Material supplied

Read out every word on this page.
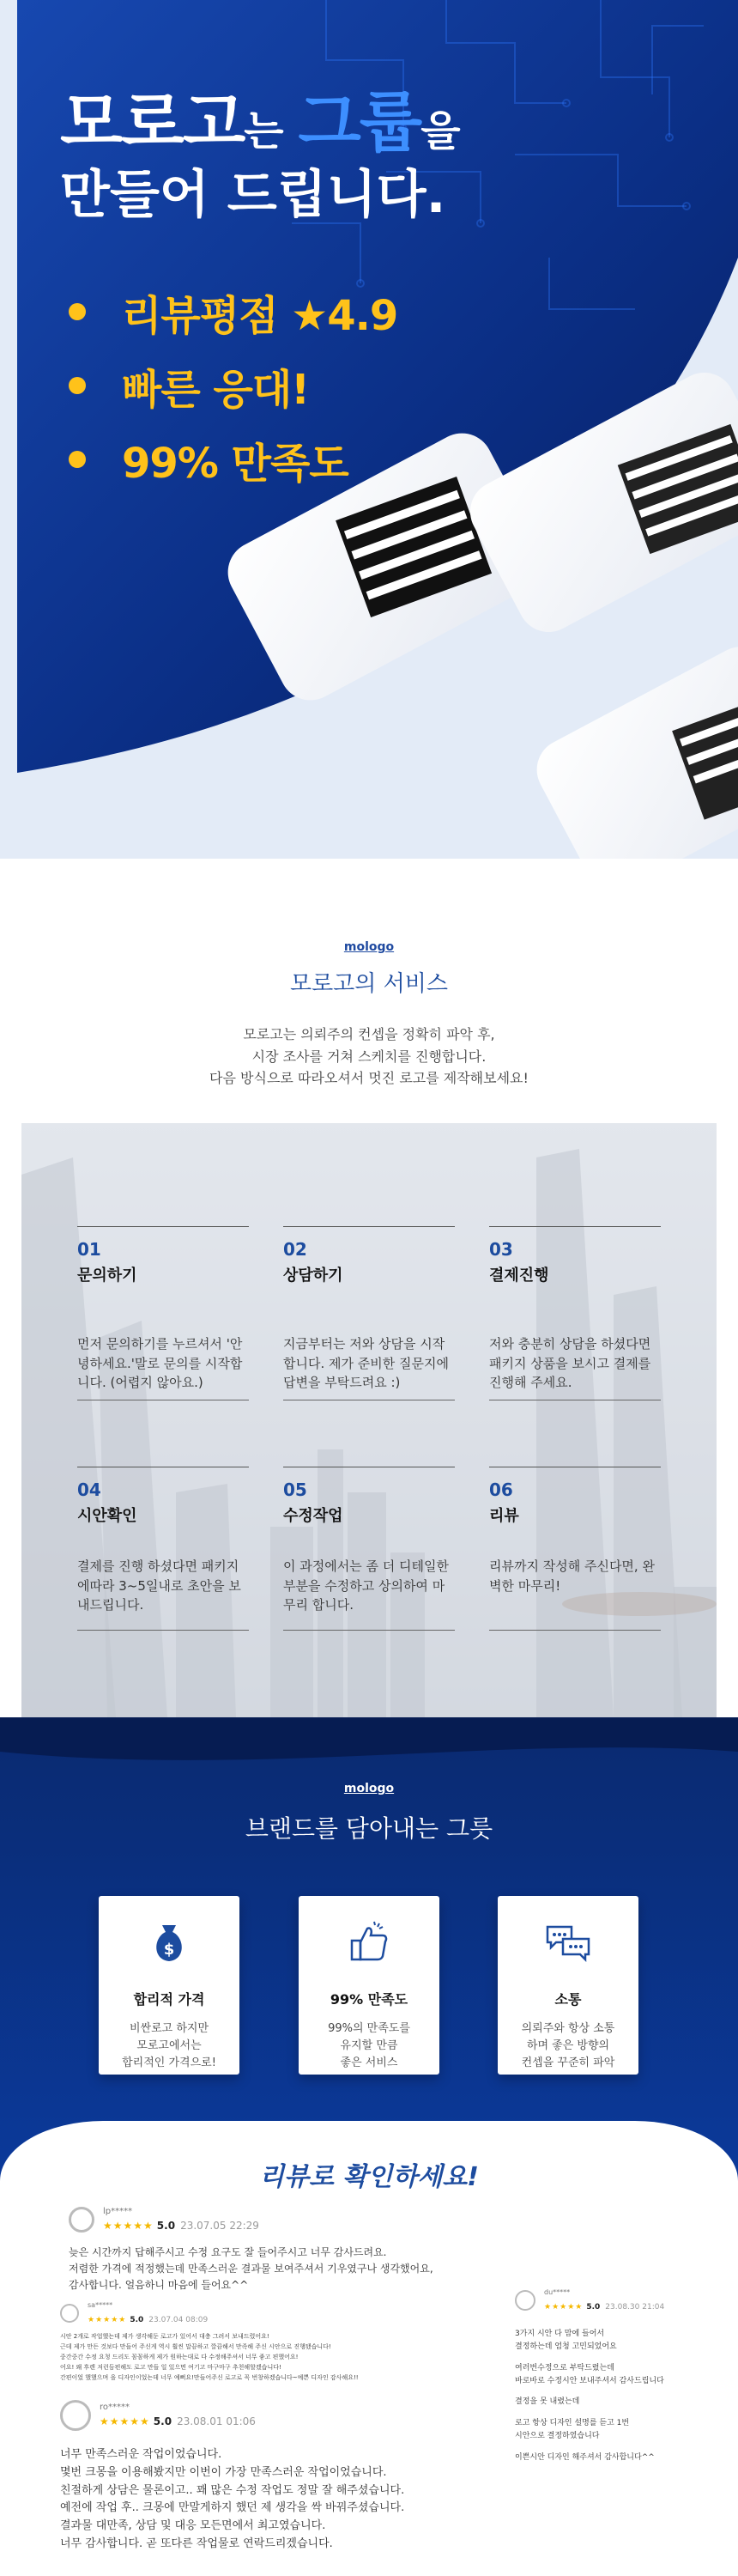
모로고는 그룹을
만들어 드립니다.
리뷰평점 ★4.9
빠른 응대!
99% 만족도
mologo
모로고의 서비스

모로고는 의뢰주의 컨셉을 정확히 파악 후,

시장 조사를 거쳐 스케치를 진행합니다.

다음 방식으로 따라오셔서 멋진 로고를 제작해보세요!

01
문의하기
먼저 문의하기를 누르셔서 '안녕하세요.'말로 문의를 시작합니다. (어렵지 않아요.)
02
상담하기
지금부터는 저와 상담을 시작합니다. 제가 준비한 질문지에 답변을 부탁드려요 :)
03
결제진행
저와 충분히 상담을 하셨다면 패키지 상품을 보시고 결제를 진행해 주세요.
04
시안확인
결제를 진행 하셨다면 패키지에따라 3~5일내로 초안을 보내드립니다.
05
수정작업
이 과정에서는 좀 더 디테일한 부분을 수정하고 상의하여 마무리 합니다.
06
리뷰
리뷰까지 작성해 주신다면, 완벽한 마무리!
mologo
브랜드를 담아내는 그릇
$
합리적 가격
비싼로고 하지만
모로고에서는
합리적인 가격으로!
99% 만족도
99%의 만족도를
유지할 만큼
좋은 서비스
소통
의뢰주와 항상 소통
하며 좋은 방향의
컨셉을 꾸준히 파악
리뷰로 확인하세요!
lp*****
★★★★★ 5.0 23.07.05 22:29

늦은 시간까지 답해주시고 수정 요구도 잘 들어주시고 너무 감사드려요.

저렴한 가격에 적정했는데 만족스러운 결과물 보여주셔서 기우였구나 생각했어요,

감사합니다. 얼음하니 마음에 들어요^^

sa*****
★★★★★ 5.0 23.07.04 08:09

시안 2개로 작업했는데 제가 생각해둔 로고가 있어서 대충 그려서 보내드렸어요!

근데 제가 만든 것보다 만들어 주신게 역시 훨씬 말끔하고 깔끔해서 만족해 주신 시안으로 진행됐습니다!

중간중간 수정 요청 드리도 꼼꼼하게 제가 원하는대로 다 수정해주셔서 너무 좋고 편했어요!

어요! 왜 후렌 저런듬편해도 로고 만들 일 있으면 여기고 마구마구 추천해할겠습니다!

간편이었 했했으며 을 디자인이었는데 너무 예뻐요!만들어주신 로고로 꼭 번창하겠습니다~예쁜 디자인 감사해요!!

ro*****
★★★★★ 5.0 23.08.01 01:06

너무 만족스러운 작업이었습니다.

몇번 크몽을 이용해봤지만 이번이 가장 만족스러운 작업이었습니다.

친절하게 상담은 물론이고.. 꽤 많은 수정 작업도 정말 잘 해주셨습니다.

예전에 작업 후.. 크몽에 만말게하지 했던 제 생각을 싹 바꿔주셨습니다.

결과물 대만족, 상담 및 대응 모든면에서 최고였습니다.

너무 감사합니다. 곧 또다른 작업물로 연락드리겠습니다.

du*****
★★★★★ 5.0 23.08.30 21:04

3가지 시안 다 맘에 들어서

결정하는데 엄청 고민되었어요

여러번수정으로 부탁드렸는데

바로바로 수정시안 보내주셔서 감사드립니다

결정을 못 내렸는데

로고 항상 디자인 설명를 듣고 1번

시안으로 결정하였습니다

이쁜시안 디자인 해주셔서 감사합니다^^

Exercise brief
Locate all lines holding the word "시작합니다", then copy them out.

Correct result
먼저 문의하기를 누르셔서 '안녕하세요.'말로 문의를 시작합니다. (어렵지 않아요.)
지금부터는 저와 상담을 시작합니다. 제가 준비한 질문지에 답변을 부탁드려요 :)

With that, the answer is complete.